Exercise tasks
**A)** Reproduce verbatim the portion of the Linux discussion comments that opens with the words containing "I used to use" and closes with "also be an issue.".
**B)** Carry on the Linux discussion comments from the point where they stop.

Close all the holes. Opt-out of data being sent and set your connection in "metered". Resolves it.
@@christopherfortineux6937 yeah, there is more to it than that but that's the basics yes
A novice computer user with very basic skills who also has very basic computing requirements could just as easily use a preconfigured Linux computer as a preconfigured Windows computer. It's often when you have slightly higher expectations of your computer system that you run into some issues, but even then, if it's preconfigured for you, it would be unlikely to be an issue. Linux isn't Windows though so if you're coming from a Windows environment to a Linux environment there WILL be a degree of learning required.
I used to use Brother printers, Tom, and it did require me to use the terminal to install them if I followed the online instructions. I gave the printer to my 'brother' and THEN found there were drivers for it in the AUR as well! I now have a HP printer and things are a lot simpler. Sometimes wireless adapters can also be an issue.

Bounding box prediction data
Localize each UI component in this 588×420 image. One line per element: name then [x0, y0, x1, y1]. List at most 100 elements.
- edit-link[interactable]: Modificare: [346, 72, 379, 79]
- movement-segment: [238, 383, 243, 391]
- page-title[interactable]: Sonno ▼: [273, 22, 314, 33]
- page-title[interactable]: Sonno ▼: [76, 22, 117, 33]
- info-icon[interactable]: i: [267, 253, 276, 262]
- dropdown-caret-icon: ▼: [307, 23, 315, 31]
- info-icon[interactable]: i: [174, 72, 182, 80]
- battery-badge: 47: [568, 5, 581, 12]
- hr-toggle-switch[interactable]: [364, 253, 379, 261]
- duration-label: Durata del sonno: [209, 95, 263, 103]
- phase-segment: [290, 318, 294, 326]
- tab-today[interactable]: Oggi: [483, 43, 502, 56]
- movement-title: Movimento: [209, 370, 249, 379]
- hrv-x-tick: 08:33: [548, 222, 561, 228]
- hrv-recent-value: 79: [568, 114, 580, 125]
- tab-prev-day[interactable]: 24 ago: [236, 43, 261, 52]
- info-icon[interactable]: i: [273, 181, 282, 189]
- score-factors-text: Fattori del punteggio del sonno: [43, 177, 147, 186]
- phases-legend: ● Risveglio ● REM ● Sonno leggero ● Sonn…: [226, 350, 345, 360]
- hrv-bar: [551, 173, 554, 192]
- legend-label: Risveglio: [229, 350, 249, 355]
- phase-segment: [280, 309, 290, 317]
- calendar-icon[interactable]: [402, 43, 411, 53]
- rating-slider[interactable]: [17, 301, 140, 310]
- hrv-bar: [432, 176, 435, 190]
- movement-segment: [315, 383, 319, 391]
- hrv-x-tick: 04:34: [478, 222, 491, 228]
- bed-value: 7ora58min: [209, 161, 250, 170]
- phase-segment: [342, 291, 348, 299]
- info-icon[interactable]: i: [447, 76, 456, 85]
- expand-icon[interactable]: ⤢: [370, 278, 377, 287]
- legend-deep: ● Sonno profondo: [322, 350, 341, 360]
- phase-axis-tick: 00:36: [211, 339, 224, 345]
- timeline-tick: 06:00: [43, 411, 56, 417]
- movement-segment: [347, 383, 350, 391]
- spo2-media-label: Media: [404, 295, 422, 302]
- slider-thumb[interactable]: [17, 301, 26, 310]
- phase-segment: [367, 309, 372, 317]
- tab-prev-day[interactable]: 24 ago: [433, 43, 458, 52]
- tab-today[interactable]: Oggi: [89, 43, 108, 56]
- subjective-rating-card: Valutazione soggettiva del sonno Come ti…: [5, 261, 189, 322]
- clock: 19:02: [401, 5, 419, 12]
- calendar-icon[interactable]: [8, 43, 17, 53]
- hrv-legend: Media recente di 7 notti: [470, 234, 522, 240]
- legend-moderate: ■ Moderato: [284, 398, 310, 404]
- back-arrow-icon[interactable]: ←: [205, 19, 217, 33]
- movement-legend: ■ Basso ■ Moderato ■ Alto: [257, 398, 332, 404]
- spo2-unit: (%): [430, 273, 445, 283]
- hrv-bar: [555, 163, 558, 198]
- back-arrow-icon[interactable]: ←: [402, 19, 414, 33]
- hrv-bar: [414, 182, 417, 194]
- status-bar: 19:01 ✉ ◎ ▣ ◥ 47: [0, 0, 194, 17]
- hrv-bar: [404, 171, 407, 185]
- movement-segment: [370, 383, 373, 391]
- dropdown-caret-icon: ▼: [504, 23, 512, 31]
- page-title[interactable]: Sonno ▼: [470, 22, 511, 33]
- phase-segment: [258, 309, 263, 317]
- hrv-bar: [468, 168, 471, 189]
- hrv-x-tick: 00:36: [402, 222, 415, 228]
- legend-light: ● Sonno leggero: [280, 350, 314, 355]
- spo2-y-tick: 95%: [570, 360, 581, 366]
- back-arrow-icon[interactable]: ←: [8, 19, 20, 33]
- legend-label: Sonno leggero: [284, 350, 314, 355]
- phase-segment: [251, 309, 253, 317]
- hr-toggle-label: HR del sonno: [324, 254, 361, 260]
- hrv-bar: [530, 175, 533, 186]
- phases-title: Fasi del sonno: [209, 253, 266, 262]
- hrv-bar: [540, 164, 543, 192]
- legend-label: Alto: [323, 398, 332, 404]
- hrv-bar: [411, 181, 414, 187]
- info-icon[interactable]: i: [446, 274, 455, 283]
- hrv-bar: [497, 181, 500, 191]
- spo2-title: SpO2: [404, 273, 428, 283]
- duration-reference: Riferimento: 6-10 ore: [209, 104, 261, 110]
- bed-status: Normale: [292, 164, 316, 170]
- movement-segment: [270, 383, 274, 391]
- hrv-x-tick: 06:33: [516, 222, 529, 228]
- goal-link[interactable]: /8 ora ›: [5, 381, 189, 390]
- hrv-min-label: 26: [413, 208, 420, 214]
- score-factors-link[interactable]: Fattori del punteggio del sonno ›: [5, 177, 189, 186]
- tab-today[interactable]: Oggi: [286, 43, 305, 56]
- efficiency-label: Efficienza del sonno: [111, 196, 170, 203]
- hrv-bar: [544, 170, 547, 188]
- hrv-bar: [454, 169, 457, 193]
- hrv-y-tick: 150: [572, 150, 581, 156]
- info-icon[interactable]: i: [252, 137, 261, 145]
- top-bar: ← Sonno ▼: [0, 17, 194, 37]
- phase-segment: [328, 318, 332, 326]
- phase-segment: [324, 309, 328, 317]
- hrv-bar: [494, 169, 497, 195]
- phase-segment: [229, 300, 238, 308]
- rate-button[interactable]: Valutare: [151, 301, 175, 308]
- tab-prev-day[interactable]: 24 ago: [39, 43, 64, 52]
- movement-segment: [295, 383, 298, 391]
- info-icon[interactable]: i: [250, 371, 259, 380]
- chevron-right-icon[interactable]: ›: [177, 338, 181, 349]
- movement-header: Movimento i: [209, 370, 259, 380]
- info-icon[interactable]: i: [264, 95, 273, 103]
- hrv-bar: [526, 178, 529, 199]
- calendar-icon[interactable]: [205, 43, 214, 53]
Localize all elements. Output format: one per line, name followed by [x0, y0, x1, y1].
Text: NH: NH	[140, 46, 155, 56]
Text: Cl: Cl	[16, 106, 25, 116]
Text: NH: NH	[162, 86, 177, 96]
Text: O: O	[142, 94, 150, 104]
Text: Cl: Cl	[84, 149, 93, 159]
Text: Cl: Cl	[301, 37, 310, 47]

Answer set
**A)**
I used to use Brother printers, Tom, and it did require me to use the terminal to install them if I followed the online instructions. I gave the printer to my 'brother' and THEN found there were drivers for it in the AUR as well! I now have a HP printer and things are a lot simpler. Sometimes wireless adapters can also be an issue.

**B)**
After 12 months, I found I could make most things happen in Linux that I needed to happen, and now after 18 months it is mostly a doddle. That said, I don't have complicated requirements either... but I have learned what I mostly needed to learn... and I'm coming up to 65, so age wasn't a barrier.
Oh, I have a NVIDIA GPU and I recently changed from NVIDIA drivers to open source drivers and it just WAS NOT an issue, everything works just the same. Please note though, I am NOT a gamer.
Thanks for your content, Tom.
I sent HP a very nasty email back when they did not support Linux very well and their support got much better. Coincidence? I think not! You're welcome.
@@1pcfred Well, thank you, kind sir... I will be forever indebted to you :) The biggest issue for me, as an Aussie, was actually 'finding' a relatively basic HP MFC that didn't cost the earth lol... but I did... eventually :)
@@emjaycee that was when I was first starting out with Linux and I was trying to use hardware I'd bought to use in Windows. I don't even want to say what I paid for that ink jet printer, but they were very expensive back then. So I was super mad it didn't work in Linux. I told HP that too. But I've a feeling I may not be the only one that told them something along those lines. Then not too long later HP started supporting Linux. I think within maybe a year? Getting a printer to work back then was pretty hard even if there was a driver for it. This was back in the days of a print server and printcap. Long before there was CUPS for Linux. HP went from the worst to I'd say the best Linux printer support. So they really turned it around.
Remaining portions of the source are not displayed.